**Entries provided**
····················
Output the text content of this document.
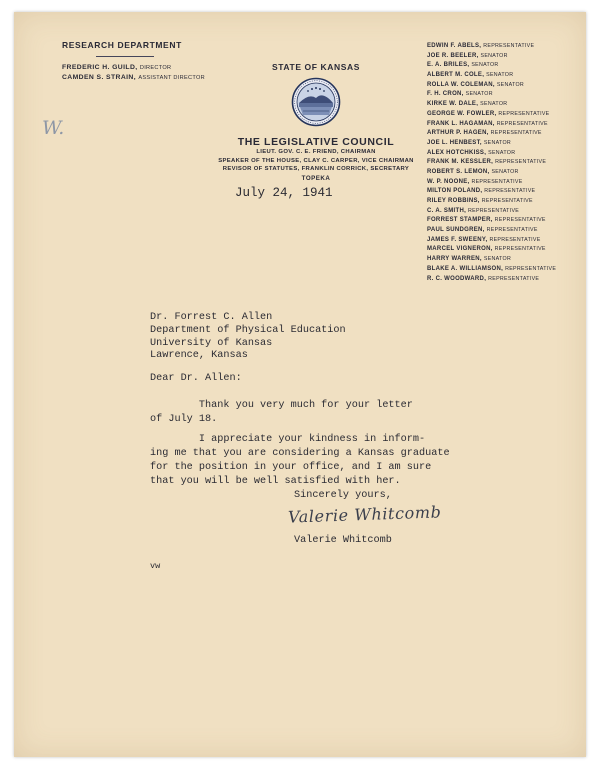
RESEARCH DEPARTMENT
FREDERIC H. GUILD, DIRECTOR
CAMDEN S. STRAIN, ASSISTANT DIRECTOR
STATE OF KANSAS
THE LEGISLATIVE COUNCIL
LIEUT. GOV. C. E. FRIEND, CHAIRMAN
SPEAKER OF THE HOUSE, CLAY C. CARPER, VICE CHAIRMAN
REVISOR OF STATUTES, FRANKLIN CORRICK, SECRETARY
TOPEKA
EDWIN F. ABELS, REPRESENTATIVE
JOE R. BEELER, SENATOR
E. A. BRILES, SENATOR
ALBERT M. COLE, SENATOR
ROLLA W. COLEMAN, SENATOR
F. H. CRON, SENATOR
KIRKE W. DALE, SENATOR
GEORGE W. FOWLER, REPRESENTATIVE
FRANK L. HAGAMAN, REPRESENTATIVE
ARTHUR P. HAGEN, REPRESENTATIVE
JOE L. HENBEST, SENATOR
ALEX HOTCHKISS, SENATOR
FRANK M. KESSLER, REPRESENTATIVE
ROBERT S. LEMON, SENATOR
W. P. NOONE, REPRESENTATIVE
MILTON POLAND, REPRESENTATIVE
RILEY ROBBINS, REPRESENTATIVE
C. A. SMITH, REPRESENTATIVE
FORREST STAMPER, REPRESENTATIVE
PAUL SUNDGREN, REPRESENTATIVE
JAMES F. SWEENY, REPRESENTATIVE
MARCEL VIGNERON, REPRESENTATIVE
HARRY WARREN, SENATOR
BLAKE A. WILLIAMSON, REPRESENTATIVE
R. C. WOODWARD, REPRESENTATIVE
W.
July 24, 1941
Dr. Forrest C. Allen
Department of Physical Education
University of Kansas
Lawrence, Kansas
Dear Dr. Allen:
Thank you very much for your letter
of July 18.
I appreciate your kindness in inform-
ing me that you are considering a Kansas graduate
for the position in your office, and I am sure
that you will be well satisfied with her.
Sincerely yours,
Valerie Whitcomb
Valerie Whitcomb
vw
····················
**What is expected**
Set down the lines of the records above exactly, apart from the pictures.

**Finished answer**
Output the text content of this document.
RESEARCH DEPARTMENT
FREDERIC H. GUILD, DIRECTOR
CAMDEN S. STRAIN, ASSISTANT DIRECTOR
STATE OF KANSAS
THE LEGISLATIVE COUNCIL
LIEUT. GOV. C. E. FRIEND, CHAIRMAN
SPEAKER OF THE HOUSE, CLAY C. CARPER, VICE CHAIRMAN
REVISOR OF STATUTES, FRANKLIN CORRICK, SECRETARY
TOPEKA
EDWIN F. ABELS, REPRESENTATIVE
JOE R. BEELER, SENATOR
E. A. BRILES, SENATOR
ALBERT M. COLE, SENATOR
ROLLA W. COLEMAN, SENATOR
F. H. CRON, SENATOR
KIRKE W. DALE, SENATOR
GEORGE W. FOWLER, REPRESENTATIVE
FRANK L. HAGAMAN, REPRESENTATIVE
ARTHUR P. HAGEN, REPRESENTATIVE
JOE L. HENBEST, SENATOR
ALEX HOTCHKISS, SENATOR
FRANK M. KESSLER, REPRESENTATIVE
ROBERT S. LEMON, SENATOR
W. P. NOONE, REPRESENTATIVE
MILTON POLAND, REPRESENTATIVE
RILEY ROBBINS, REPRESENTATIVE
C. A. SMITH, REPRESENTATIVE
FORREST STAMPER, REPRESENTATIVE
PAUL SUNDGREN, REPRESENTATIVE
JAMES F. SWEENY, REPRESENTATIVE
MARCEL VIGNERON, REPRESENTATIVE
HARRY WARREN, SENATOR
BLAKE A. WILLIAMSON, REPRESENTATIVE
R. C. WOODWARD, REPRESENTATIVE
W.
July 24, 1941
Dr. Forrest C. Allen
Department of Physical Education
University of Kansas
Lawrence, Kansas
Dear Dr. Allen:
Thank you very much for your letter
of July 18.
I appreciate your kindness in inform-
ing me that you are considering a Kansas graduate
for the position in your office, and I am sure
that you will be well satisfied with her.
Sincerely yours,
Valerie Whitcomb
Valerie Whitcomb
vw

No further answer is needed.